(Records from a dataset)
§ §

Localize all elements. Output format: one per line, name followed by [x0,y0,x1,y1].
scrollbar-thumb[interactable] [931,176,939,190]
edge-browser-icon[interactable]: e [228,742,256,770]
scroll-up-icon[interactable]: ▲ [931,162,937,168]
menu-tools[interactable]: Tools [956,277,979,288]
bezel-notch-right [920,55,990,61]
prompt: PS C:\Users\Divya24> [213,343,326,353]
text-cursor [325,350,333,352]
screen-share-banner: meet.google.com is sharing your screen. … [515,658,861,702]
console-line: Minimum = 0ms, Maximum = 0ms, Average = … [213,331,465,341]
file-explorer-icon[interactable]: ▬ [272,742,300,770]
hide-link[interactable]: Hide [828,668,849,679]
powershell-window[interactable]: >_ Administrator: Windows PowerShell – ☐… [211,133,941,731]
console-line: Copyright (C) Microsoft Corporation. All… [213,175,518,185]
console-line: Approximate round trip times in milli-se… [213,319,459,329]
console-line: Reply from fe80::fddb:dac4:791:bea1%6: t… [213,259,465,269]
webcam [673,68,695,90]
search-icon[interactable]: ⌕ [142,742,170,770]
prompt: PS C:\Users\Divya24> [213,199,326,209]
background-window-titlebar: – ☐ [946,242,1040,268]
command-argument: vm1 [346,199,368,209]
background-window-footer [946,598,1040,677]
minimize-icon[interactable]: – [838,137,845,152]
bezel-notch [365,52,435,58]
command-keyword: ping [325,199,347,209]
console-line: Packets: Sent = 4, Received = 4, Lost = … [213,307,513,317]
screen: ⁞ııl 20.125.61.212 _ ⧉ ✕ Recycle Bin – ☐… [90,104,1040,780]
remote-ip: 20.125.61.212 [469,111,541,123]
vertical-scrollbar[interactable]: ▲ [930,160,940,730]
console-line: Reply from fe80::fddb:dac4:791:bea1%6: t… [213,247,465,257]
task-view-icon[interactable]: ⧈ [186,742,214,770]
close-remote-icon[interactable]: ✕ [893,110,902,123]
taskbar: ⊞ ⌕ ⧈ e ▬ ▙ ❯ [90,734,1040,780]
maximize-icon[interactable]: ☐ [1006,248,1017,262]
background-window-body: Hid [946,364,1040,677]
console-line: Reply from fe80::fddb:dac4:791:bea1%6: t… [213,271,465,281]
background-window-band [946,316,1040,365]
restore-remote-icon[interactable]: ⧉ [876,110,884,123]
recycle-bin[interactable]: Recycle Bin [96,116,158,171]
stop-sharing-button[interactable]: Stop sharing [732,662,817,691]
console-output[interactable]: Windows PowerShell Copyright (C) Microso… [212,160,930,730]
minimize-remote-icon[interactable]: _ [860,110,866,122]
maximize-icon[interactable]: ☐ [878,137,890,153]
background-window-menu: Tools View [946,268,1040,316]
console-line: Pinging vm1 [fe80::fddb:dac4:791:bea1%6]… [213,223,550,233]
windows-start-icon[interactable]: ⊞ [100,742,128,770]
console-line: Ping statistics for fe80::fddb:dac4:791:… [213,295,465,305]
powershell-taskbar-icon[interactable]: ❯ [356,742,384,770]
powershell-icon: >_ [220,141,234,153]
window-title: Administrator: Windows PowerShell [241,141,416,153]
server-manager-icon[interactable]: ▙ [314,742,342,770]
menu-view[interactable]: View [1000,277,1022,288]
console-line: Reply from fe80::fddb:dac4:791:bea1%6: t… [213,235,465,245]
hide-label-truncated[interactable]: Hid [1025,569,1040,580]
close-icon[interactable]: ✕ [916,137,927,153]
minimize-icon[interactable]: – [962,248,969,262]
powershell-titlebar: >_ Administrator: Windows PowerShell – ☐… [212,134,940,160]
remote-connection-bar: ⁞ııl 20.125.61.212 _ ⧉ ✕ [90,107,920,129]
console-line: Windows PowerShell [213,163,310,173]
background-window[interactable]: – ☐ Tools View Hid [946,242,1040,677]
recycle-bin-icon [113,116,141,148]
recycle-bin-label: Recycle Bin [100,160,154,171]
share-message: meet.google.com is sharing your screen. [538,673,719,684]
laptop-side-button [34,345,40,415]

§ §

= PROBLEM TO WORK ON =
Return all of the lines above, reproduced character for character.

= TASK RESULT =
Localize all elements. Output format: one per line, name followed by [x0,y0,x1,y1].
scrollbar-thumb[interactable] [931,176,939,190]
edge-browser-icon[interactable]: e [228,742,256,770]
scroll-up-icon[interactable]: ▲ [931,162,937,168]
menu-tools[interactable]: Tools [956,277,979,288]
bezel-notch-right [920,55,990,61]
prompt: PS C:\Users\Divya24> [213,343,326,353]
text-cursor [325,350,333,352]
screen-share-banner: meet.google.com is sharing your screen. … [515,658,861,702]
console-line: Minimum = 0ms, Maximum = 0ms, Average = … [213,331,465,341]
file-explorer-icon[interactable]: ▬ [272,742,300,770]
hide-link[interactable]: Hide [828,668,849,679]
powershell-window[interactable]: >_ Administrator: Windows PowerShell – ☐… [211,133,941,731]
console-line: Copyright (C) Microsoft Corporation. All… [213,175,518,185]
console-line: Approximate round trip times in milli-se… [213,319,459,329]
console-line: Reply from fe80::fddb:dac4:791:bea1%6: t… [213,259,465,269]
webcam [673,68,695,90]
search-icon[interactable]: ⌕ [142,742,170,770]
prompt: PS C:\Users\Divya24> [213,199,326,209]
background-window-titlebar: – ☐ [946,242,1040,268]
command-argument: vm1 [346,199,368,209]
background-window-footer [946,598,1040,677]
minimize-icon[interactable]: – [838,137,845,152]
bezel-notch [365,52,435,58]
command-keyword: ping [325,199,347,209]
console-line: Packets: Sent = 4, Received = 4, Lost = … [213,307,513,317]
screen: ⁞ııl 20.125.61.212 _ ⧉ ✕ Recycle Bin – ☐… [90,104,1040,780]
remote-ip: 20.125.61.212 [469,111,541,123]
vertical-scrollbar[interactable]: ▲ [930,160,940,730]
console-line: Reply from fe80::fddb:dac4:791:bea1%6: t… [213,247,465,257]
task-view-icon[interactable]: ⧈ [186,742,214,770]
close-remote-icon[interactable]: ✕ [893,110,902,123]
taskbar: ⊞ ⌕ ⧈ e ▬ ▙ ❯ [90,734,1040,780]
maximize-icon[interactable]: ☐ [1006,248,1017,262]
background-window-body: Hid [946,364,1040,677]
console-line: Reply from fe80::fddb:dac4:791:bea1%6: t… [213,271,465,281]
background-window-band [946,316,1040,365]
restore-remote-icon[interactable]: ⧉ [876,110,884,123]
recycle-bin[interactable]: Recycle Bin [96,116,158,171]
stop-sharing-button[interactable]: Stop sharing [732,662,817,691]
console-output[interactable]: Windows PowerShell Copyright (C) Microso… [212,160,930,730]
minimize-remote-icon[interactable]: _ [860,110,866,122]
maximize-icon[interactable]: ☐ [878,137,890,153]
background-window-menu: Tools View [946,268,1040,316]
console-line: Pinging vm1 [fe80::fddb:dac4:791:bea1%6]… [213,223,550,233]
windows-start-icon[interactable]: ⊞ [100,742,128,770]
console-line: Ping statistics for fe80::fddb:dac4:791:… [213,295,465,305]
powershell-taskbar-icon[interactable]: ❯ [356,742,384,770]
powershell-icon: >_ [220,141,234,153]
window-title: Administrator: Windows PowerShell [241,141,416,153]
server-manager-icon[interactable]: ▙ [314,742,342,770]
menu-view[interactable]: View [1000,277,1022,288]
console-line: Reply from fe80::fddb:dac4:791:bea1%6: t… [213,235,465,245]
hide-label-truncated[interactable]: Hid [1025,569,1040,580]
close-icon[interactable]: ✕ [916,137,927,153]
minimize-icon[interactable]: – [962,248,969,262]
powershell-titlebar: >_ Administrator: Windows PowerShell – ☐… [212,134,940,160]
remote-connection-bar: ⁞ııl 20.125.61.212 _ ⧉ ✕ [90,107,920,129]
console-line: Windows PowerShell [213,163,310,173]
background-window[interactable]: – ☐ Tools View Hid [946,242,1040,677]
recycle-bin-icon [113,116,141,148]
recycle-bin-label: Recycle Bin [100,160,154,171]
share-message: meet.google.com is sharing your screen. [538,673,719,684]
laptop-side-button [34,345,40,415]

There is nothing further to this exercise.